[Figure collection entries]
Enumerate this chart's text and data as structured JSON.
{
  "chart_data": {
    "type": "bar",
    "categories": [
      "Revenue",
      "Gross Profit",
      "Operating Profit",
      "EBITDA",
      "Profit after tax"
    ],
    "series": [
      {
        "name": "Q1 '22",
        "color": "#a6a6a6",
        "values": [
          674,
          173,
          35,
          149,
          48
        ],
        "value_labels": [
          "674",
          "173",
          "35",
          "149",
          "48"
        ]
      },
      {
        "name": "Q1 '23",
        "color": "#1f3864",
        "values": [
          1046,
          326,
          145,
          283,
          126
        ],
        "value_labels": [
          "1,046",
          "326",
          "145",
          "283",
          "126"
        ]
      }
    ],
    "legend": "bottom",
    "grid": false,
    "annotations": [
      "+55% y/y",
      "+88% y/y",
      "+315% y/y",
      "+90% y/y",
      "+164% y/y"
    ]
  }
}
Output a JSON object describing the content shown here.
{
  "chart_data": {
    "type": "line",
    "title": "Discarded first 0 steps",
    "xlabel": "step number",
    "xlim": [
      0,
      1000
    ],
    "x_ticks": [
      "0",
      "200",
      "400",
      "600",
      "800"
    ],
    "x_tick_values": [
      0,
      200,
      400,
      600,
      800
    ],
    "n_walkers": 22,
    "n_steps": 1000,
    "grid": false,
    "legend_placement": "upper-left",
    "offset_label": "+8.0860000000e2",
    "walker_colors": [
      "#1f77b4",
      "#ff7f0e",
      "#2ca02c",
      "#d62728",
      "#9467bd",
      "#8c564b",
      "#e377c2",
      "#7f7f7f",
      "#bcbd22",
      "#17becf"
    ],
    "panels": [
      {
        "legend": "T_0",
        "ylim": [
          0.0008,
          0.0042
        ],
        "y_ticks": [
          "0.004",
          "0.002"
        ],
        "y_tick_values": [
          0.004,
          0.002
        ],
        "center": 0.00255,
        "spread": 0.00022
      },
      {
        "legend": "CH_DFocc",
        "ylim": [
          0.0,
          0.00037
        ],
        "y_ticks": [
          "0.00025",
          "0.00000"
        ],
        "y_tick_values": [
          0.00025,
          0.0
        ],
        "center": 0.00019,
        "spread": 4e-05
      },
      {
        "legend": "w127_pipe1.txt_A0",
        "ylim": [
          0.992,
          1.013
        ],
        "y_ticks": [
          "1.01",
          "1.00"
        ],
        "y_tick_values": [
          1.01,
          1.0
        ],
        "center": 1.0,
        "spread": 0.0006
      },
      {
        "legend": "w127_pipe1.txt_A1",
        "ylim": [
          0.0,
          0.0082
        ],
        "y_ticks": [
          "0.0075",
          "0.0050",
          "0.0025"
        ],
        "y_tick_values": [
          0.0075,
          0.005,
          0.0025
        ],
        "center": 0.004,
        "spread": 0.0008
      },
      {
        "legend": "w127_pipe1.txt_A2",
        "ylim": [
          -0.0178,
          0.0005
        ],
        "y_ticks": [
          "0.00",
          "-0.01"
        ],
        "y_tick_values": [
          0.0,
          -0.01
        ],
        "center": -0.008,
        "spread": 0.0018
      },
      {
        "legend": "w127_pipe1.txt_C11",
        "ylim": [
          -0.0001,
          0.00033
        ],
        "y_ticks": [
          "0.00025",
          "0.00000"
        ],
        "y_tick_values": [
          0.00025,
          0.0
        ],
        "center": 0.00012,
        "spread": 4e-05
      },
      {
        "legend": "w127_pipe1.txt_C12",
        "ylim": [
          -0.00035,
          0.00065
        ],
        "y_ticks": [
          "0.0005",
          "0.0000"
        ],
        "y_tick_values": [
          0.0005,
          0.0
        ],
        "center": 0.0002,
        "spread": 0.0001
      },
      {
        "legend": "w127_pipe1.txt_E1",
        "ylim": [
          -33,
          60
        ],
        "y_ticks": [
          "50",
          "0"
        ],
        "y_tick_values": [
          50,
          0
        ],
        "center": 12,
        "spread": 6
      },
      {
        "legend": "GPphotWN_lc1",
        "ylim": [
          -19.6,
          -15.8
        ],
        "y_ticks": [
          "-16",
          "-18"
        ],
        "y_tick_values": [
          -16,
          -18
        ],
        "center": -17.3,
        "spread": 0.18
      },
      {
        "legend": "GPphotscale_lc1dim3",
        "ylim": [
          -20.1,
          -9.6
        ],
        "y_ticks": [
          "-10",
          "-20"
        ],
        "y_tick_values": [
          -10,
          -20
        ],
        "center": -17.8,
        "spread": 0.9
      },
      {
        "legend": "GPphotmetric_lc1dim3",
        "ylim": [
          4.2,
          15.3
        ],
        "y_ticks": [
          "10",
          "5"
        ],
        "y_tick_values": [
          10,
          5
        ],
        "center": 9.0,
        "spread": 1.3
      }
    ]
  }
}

## What you will do
Your task is to repeat the data exactly, with nothing left out.

## Expected answer
Enumerate this chart's text and data as structured JSON.
{
  "chart_data": {
    "type": "bar",
    "categories": [
      "Revenue",
      "Gross Profit",
      "Operating Profit",
      "EBITDA",
      "Profit after tax"
    ],
    "series": [
      {
        "name": "Q1 '22",
        "color": "#a6a6a6",
        "values": [
          674,
          173,
          35,
          149,
          48
        ],
        "value_labels": [
          "674",
          "173",
          "35",
          "149",
          "48"
        ]
      },
      {
        "name": "Q1 '23",
        "color": "#1f3864",
        "values": [
          1046,
          326,
          145,
          283,
          126
        ],
        "value_labels": [
          "1,046",
          "326",
          "145",
          "283",
          "126"
        ]
      }
    ],
    "legend": "bottom",
    "grid": false,
    "annotations": [
      "+55% y/y",
      "+88% y/y",
      "+315% y/y",
      "+90% y/y",
      "+164% y/y"
    ]
  }
}
Output a JSON object describing the content shown here.
{
  "chart_data": {
    "type": "line",
    "title": "Discarded first 0 steps",
    "xlabel": "step number",
    "xlim": [
      0,
      1000
    ],
    "x_ticks": [
      "0",
      "200",
      "400",
      "600",
      "800"
    ],
    "x_tick_values": [
      0,
      200,
      400,
      600,
      800
    ],
    "n_walkers": 22,
    "n_steps": 1000,
    "grid": false,
    "legend_placement": "upper-left",
    "offset_label": "+8.0860000000e2",
    "walker_colors": [
      "#1f77b4",
      "#ff7f0e",
      "#2ca02c",
      "#d62728",
      "#9467bd",
      "#8c564b",
      "#e377c2",
      "#7f7f7f",
      "#bcbd22",
      "#17becf"
    ],
    "panels": [
      {
        "legend": "T_0",
        "ylim": [
          0.0008,
          0.0042
        ],
        "y_ticks": [
          "0.004",
          "0.002"
        ],
        "y_tick_values": [
          0.004,
          0.002
        ],
        "center": 0.00255,
        "spread": 0.00022
      },
      {
        "legend": "CH_DFocc",
        "ylim": [
          0.0,
          0.00037
        ],
        "y_ticks": [
          "0.00025",
          "0.00000"
        ],
        "y_tick_values": [
          0.00025,
          0.0
        ],
        "center": 0.00019,
        "spread": 4e-05
      },
      {
        "legend": "w127_pipe1.txt_A0",
        "ylim": [
          0.992,
          1.013
        ],
        "y_ticks": [
          "1.01",
          "1.00"
        ],
        "y_tick_values": [
          1.01,
          1.0
        ],
        "center": 1.0,
        "spread": 0.0006
      },
      {
        "legend": "w127_pipe1.txt_A1",
        "ylim": [
          0.0,
          0.0082
        ],
        "y_ticks": [
          "0.0075",
          "0.0050",
          "0.0025"
        ],
        "y_tick_values": [
          0.0075,
          0.005,
          0.0025
        ],
        "center": 0.004,
        "spread": 0.0008
      },
      {
        "legend": "w127_pipe1.txt_A2",
        "ylim": [
          -0.0178,
          0.0005
        ],
        "y_ticks": [
          "0.00",
          "-0.01"
        ],
        "y_tick_values": [
          0.0,
          -0.01
        ],
        "center": -0.008,
        "spread": 0.0018
      },
      {
        "legend": "w127_pipe1.txt_C11",
        "ylim": [
          -0.0001,
          0.00033
        ],
        "y_ticks": [
          "0.00025",
          "0.00000"
        ],
        "y_tick_values": [
          0.00025,
          0.0
        ],
        "center": 0.00012,
        "spread": 4e-05
      },
      {
        "legend": "w127_pipe1.txt_C12",
        "ylim": [
          -0.00035,
          0.00065
        ],
        "y_ticks": [
          "0.0005",
          "0.0000"
        ],
        "y_tick_values": [
          0.0005,
          0.0
        ],
        "center": 0.0002,
        "spread": 0.0001
      },
      {
        "legend": "w127_pipe1.txt_E1",
        "ylim": [
          -33,
          60
        ],
        "y_ticks": [
          "50",
          "0"
        ],
        "y_tick_values": [
          50,
          0
        ],
        "center": 12,
        "spread": 6
      },
      {
        "legend": "GPphotWN_lc1",
        "ylim": [
          -19.6,
          -15.8
        ],
        "y_ticks": [
          "-16",
          "-18"
        ],
        "y_tick_values": [
          -16,
          -18
        ],
        "center": -17.3,
        "spread": 0.18
      },
      {
        "legend": "GPphotscale_lc1dim3",
        "ylim": [
          -20.1,
          -9.6
        ],
        "y_ticks": [
          "-10",
          "-20"
        ],
        "y_tick_values": [
          -10,
          -20
        ],
        "center": -17.8,
        "spread": 0.9
      },
      {
        "legend": "GPphotmetric_lc1dim3",
        "ylim": [
          4.2,
          15.3
        ],
        "y_ticks": [
          "10",
          "5"
        ],
        "y_tick_values": [
          10,
          5
        ],
        "center": 9.0,
        "spread": 1.3
      }
    ]
  }
}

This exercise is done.